§ **INSTRUCTION**
Tally the lines in the entries below that contain the string "chart", treating uppercase and lowercase as different, and give only the number.

start RECORDS

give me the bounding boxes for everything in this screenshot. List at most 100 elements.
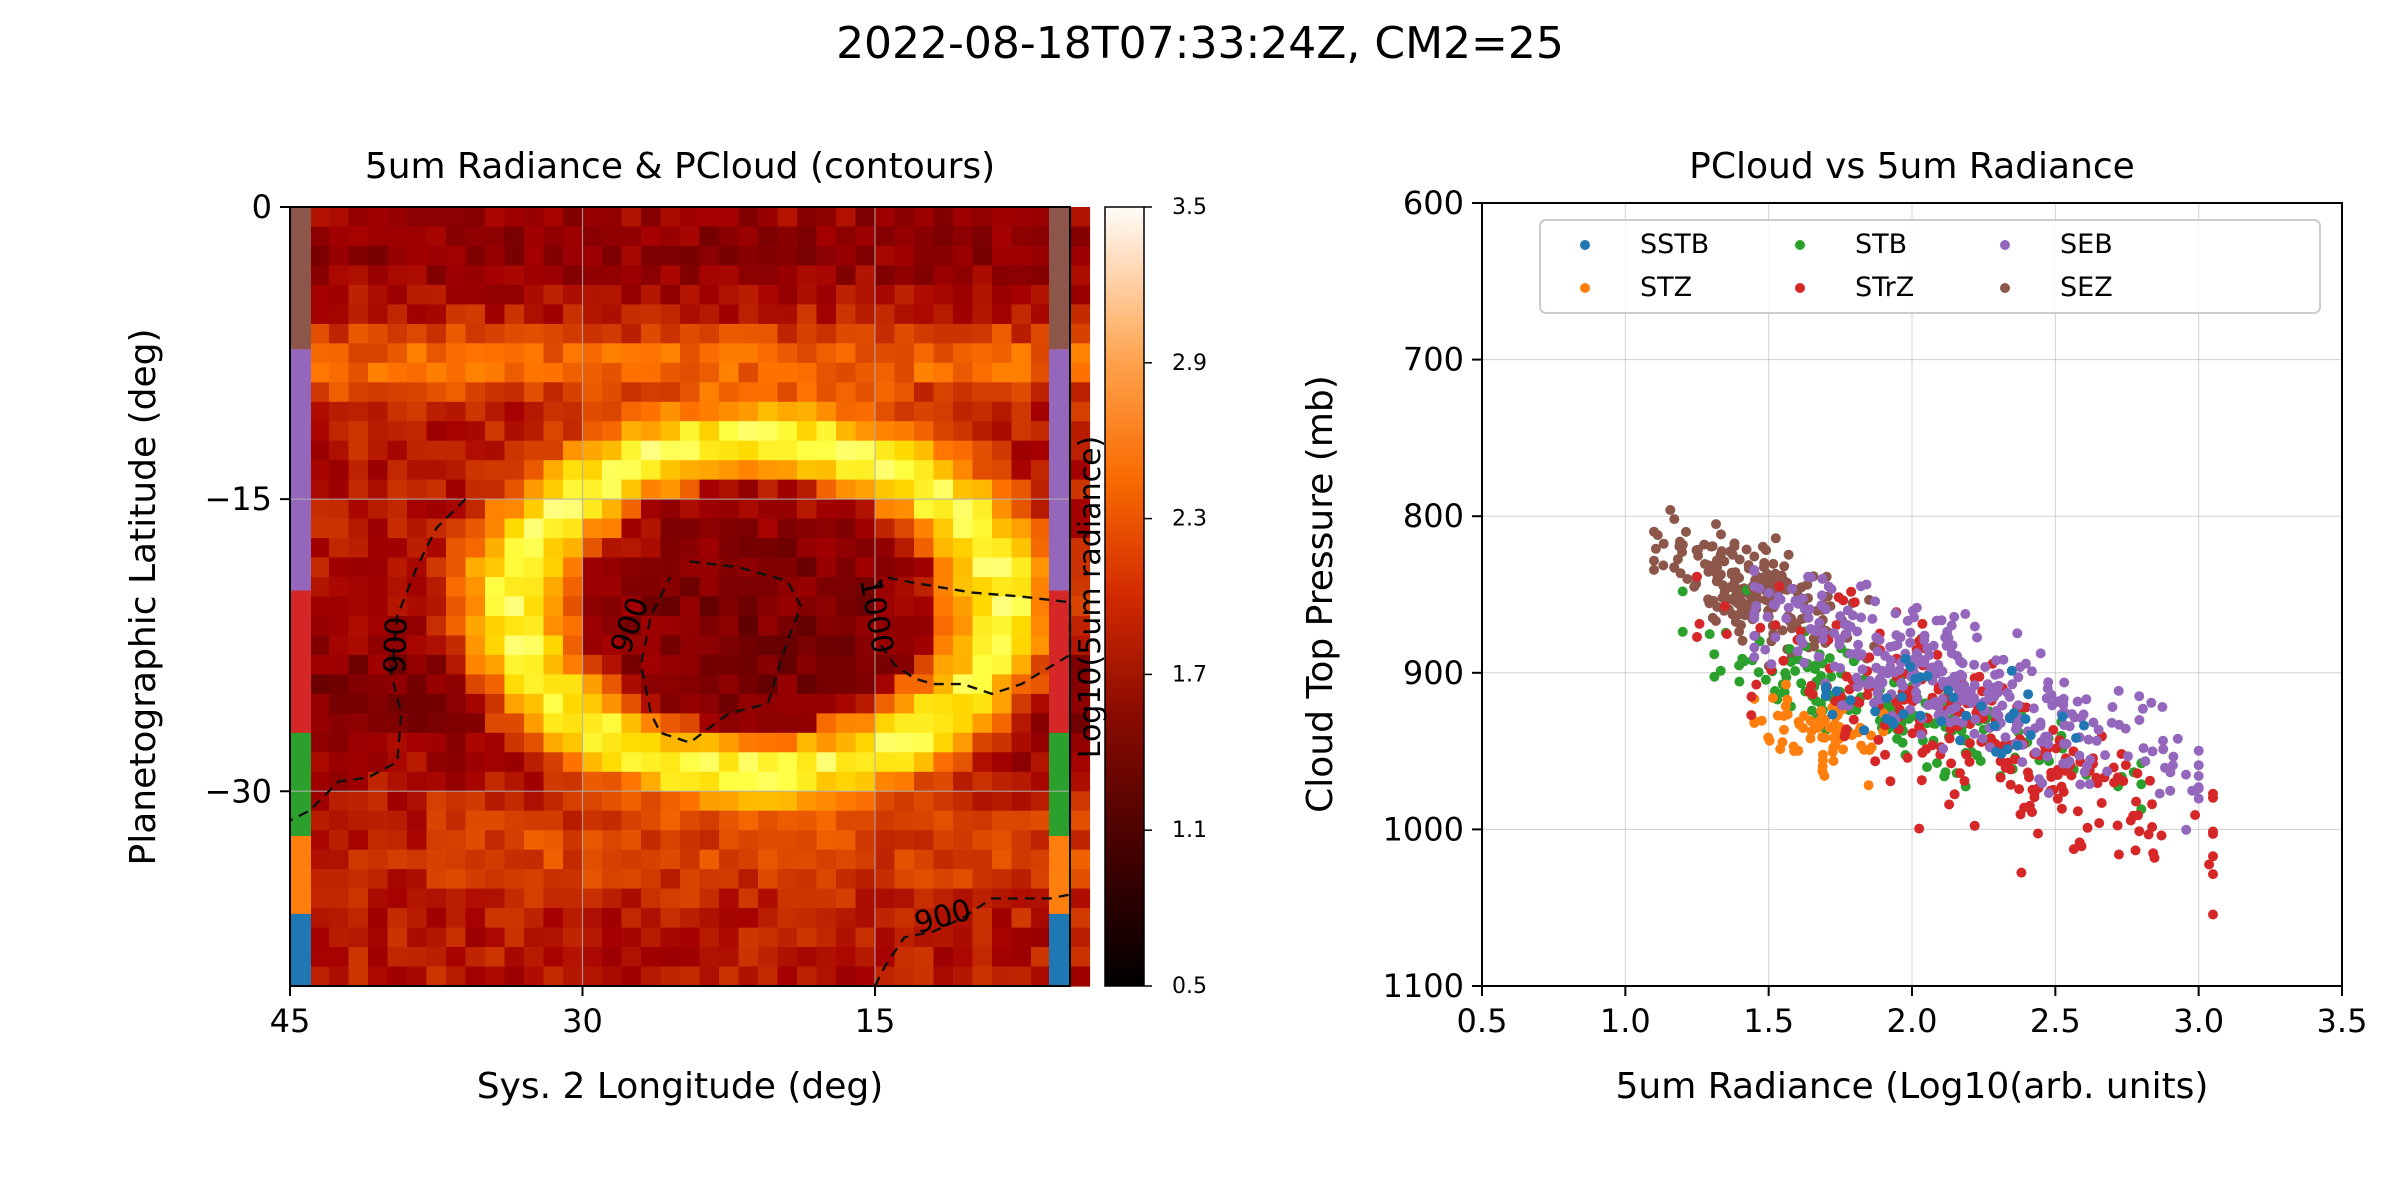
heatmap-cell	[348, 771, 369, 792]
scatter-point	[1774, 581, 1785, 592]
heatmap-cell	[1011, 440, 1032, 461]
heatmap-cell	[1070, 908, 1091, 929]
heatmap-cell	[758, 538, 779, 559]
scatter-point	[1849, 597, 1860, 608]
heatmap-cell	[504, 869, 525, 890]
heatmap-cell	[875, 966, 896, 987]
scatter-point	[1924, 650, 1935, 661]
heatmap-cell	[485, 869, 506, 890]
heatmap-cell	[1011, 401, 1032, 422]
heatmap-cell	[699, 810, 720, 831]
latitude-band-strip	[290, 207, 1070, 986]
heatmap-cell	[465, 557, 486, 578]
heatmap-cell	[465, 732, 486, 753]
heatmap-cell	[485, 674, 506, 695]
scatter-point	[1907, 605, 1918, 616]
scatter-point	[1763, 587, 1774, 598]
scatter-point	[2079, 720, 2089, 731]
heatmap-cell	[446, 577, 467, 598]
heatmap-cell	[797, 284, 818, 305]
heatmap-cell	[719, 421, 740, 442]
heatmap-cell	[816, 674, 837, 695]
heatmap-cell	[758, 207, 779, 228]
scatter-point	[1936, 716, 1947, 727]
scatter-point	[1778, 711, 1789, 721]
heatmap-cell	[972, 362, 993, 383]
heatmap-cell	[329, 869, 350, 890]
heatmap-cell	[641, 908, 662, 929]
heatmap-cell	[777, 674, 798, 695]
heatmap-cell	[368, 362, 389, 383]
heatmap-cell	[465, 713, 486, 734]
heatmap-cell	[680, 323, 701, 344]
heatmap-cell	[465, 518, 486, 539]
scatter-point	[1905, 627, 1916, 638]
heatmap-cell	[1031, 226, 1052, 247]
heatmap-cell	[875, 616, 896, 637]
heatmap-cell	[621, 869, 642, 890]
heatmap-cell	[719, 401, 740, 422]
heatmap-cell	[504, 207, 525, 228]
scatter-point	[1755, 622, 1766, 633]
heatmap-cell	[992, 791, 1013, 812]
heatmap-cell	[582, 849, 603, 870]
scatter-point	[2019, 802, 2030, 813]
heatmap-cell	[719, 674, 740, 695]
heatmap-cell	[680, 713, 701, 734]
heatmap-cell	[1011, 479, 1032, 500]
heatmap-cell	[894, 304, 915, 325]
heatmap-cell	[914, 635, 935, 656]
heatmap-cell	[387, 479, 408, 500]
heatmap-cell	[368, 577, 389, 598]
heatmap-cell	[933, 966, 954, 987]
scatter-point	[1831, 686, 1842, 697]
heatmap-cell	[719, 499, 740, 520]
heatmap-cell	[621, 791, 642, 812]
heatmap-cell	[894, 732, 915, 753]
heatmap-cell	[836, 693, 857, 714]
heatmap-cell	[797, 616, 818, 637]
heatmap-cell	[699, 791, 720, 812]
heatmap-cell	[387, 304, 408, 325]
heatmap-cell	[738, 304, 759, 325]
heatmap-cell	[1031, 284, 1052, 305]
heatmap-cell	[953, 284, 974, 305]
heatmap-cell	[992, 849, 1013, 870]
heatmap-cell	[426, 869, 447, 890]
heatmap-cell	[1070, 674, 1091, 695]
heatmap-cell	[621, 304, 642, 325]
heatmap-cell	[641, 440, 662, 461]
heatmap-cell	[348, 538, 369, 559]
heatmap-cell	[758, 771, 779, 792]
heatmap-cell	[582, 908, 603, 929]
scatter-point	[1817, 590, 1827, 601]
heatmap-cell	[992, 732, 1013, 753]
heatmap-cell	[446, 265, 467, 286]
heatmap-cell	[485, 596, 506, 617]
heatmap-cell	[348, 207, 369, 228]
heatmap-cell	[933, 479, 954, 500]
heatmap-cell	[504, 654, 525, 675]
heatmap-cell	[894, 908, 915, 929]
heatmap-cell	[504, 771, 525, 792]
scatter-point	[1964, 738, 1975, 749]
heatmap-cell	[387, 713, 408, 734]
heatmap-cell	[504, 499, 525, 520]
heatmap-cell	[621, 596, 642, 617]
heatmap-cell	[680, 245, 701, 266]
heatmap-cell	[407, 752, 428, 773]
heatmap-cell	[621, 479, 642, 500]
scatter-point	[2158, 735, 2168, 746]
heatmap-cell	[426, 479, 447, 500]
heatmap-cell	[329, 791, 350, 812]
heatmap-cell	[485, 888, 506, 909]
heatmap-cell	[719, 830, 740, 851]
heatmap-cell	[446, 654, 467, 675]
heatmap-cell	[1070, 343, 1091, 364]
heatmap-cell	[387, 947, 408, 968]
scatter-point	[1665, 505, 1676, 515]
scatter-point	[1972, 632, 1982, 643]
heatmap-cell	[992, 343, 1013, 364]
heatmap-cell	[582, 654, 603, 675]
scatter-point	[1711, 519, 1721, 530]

end RECORDS
start RECORDS

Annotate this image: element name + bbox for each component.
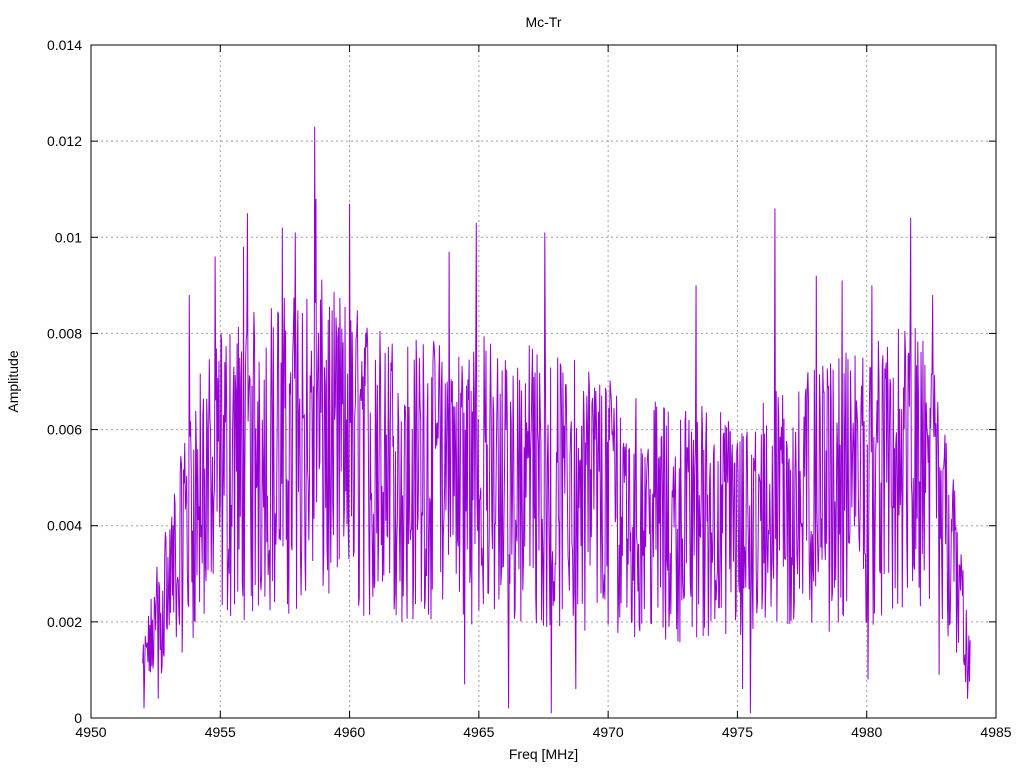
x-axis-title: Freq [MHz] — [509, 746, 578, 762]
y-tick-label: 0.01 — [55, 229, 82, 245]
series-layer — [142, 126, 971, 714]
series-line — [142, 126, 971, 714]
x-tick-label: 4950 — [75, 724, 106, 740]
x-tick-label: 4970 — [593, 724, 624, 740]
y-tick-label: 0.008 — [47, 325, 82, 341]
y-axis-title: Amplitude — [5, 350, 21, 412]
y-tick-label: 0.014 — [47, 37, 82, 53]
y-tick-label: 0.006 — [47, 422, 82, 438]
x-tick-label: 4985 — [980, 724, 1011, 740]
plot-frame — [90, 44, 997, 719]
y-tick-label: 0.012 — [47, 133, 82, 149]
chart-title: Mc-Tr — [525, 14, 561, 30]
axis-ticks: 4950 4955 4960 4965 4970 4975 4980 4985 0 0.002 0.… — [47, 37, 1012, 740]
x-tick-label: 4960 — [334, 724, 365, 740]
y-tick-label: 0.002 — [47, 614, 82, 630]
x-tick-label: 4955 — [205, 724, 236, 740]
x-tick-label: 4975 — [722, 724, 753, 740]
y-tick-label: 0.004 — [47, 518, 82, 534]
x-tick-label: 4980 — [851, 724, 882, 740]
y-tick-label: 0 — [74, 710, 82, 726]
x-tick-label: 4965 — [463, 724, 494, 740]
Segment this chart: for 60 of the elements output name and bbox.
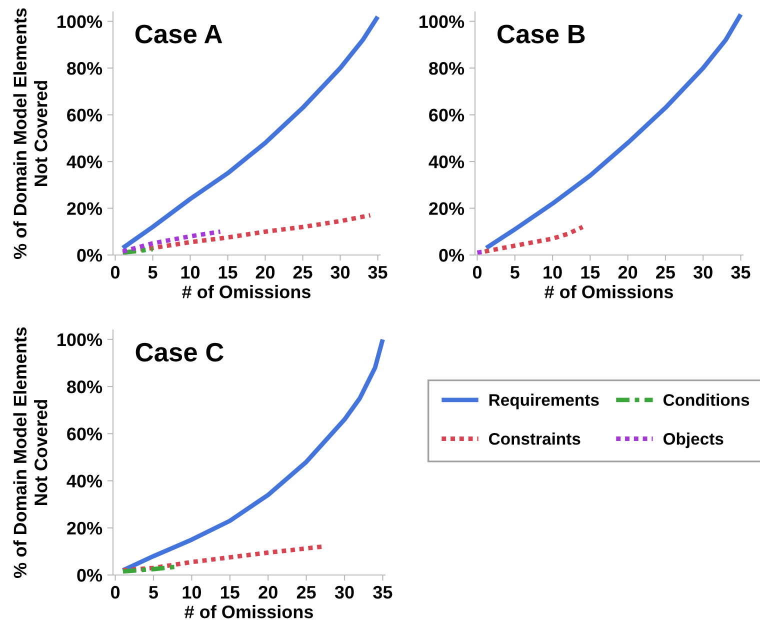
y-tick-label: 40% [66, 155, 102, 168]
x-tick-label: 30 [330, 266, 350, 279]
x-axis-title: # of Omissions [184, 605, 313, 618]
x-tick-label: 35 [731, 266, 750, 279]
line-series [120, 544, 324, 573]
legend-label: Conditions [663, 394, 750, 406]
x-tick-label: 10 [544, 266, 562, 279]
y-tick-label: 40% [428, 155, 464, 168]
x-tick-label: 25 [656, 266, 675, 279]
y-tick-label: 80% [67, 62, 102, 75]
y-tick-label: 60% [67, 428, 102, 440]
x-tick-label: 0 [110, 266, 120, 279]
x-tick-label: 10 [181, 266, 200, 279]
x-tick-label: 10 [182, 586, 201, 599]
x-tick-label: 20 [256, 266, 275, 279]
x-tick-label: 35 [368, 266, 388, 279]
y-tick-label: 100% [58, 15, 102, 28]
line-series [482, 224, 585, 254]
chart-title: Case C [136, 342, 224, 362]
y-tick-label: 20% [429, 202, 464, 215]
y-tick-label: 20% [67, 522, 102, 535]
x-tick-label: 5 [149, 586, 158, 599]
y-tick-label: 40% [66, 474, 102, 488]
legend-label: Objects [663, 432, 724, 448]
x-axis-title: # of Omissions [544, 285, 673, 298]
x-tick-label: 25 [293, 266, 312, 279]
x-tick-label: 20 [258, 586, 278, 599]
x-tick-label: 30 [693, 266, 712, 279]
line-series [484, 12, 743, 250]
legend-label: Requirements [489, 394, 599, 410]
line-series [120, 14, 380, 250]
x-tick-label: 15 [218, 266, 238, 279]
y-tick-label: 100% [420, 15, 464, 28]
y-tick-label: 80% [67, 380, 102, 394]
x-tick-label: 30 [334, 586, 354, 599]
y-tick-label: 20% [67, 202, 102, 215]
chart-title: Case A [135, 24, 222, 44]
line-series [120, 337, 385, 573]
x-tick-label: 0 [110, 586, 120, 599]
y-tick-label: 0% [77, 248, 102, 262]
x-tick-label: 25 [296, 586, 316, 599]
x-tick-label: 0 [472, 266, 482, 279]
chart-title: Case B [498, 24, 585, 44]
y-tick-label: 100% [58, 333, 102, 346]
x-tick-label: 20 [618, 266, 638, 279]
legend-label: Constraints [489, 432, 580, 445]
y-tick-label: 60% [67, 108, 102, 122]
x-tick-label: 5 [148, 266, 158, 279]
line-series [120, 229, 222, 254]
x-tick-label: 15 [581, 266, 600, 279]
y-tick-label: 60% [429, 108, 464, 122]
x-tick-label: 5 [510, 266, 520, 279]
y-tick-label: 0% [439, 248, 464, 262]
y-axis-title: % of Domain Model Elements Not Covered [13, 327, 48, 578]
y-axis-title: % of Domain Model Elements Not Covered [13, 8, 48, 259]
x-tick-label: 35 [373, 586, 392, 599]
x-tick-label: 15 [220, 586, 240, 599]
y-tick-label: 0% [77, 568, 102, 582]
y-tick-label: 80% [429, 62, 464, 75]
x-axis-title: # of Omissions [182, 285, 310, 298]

end RECORDS
start RECORDS

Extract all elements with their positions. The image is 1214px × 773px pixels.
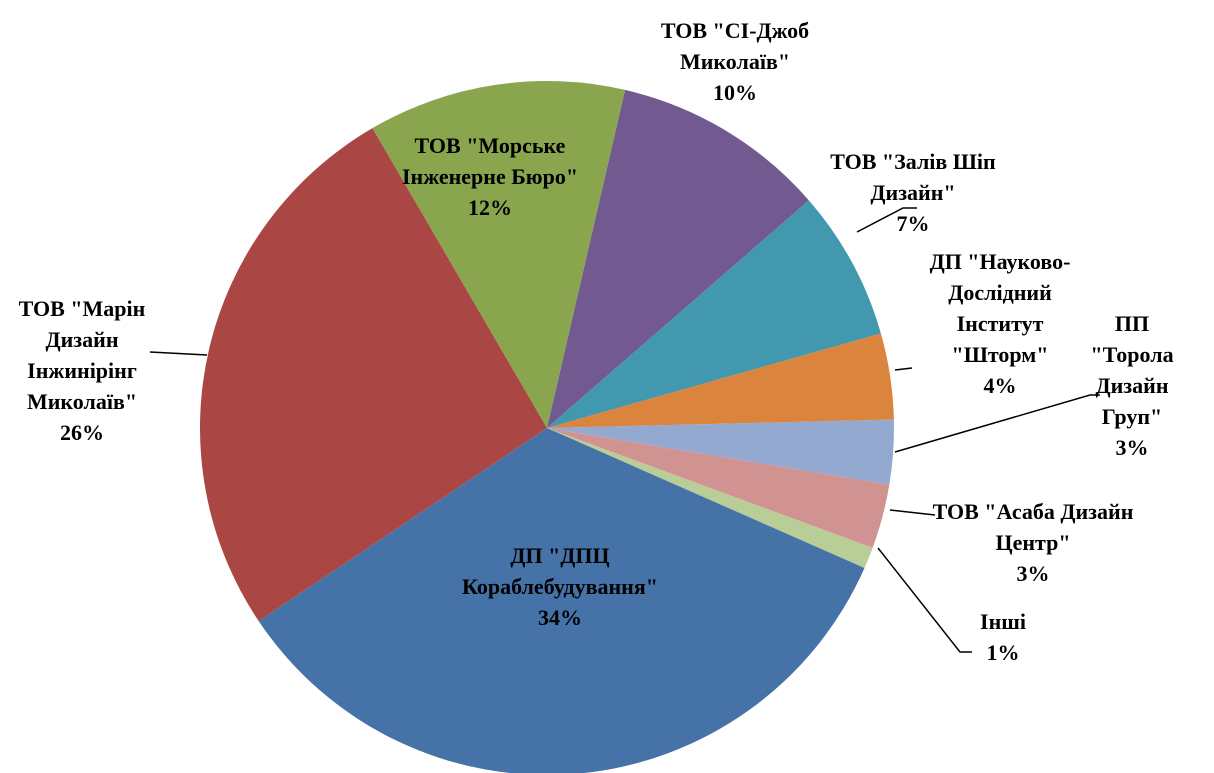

end RECORDS

§ **WRITTEN SOLUTION**
5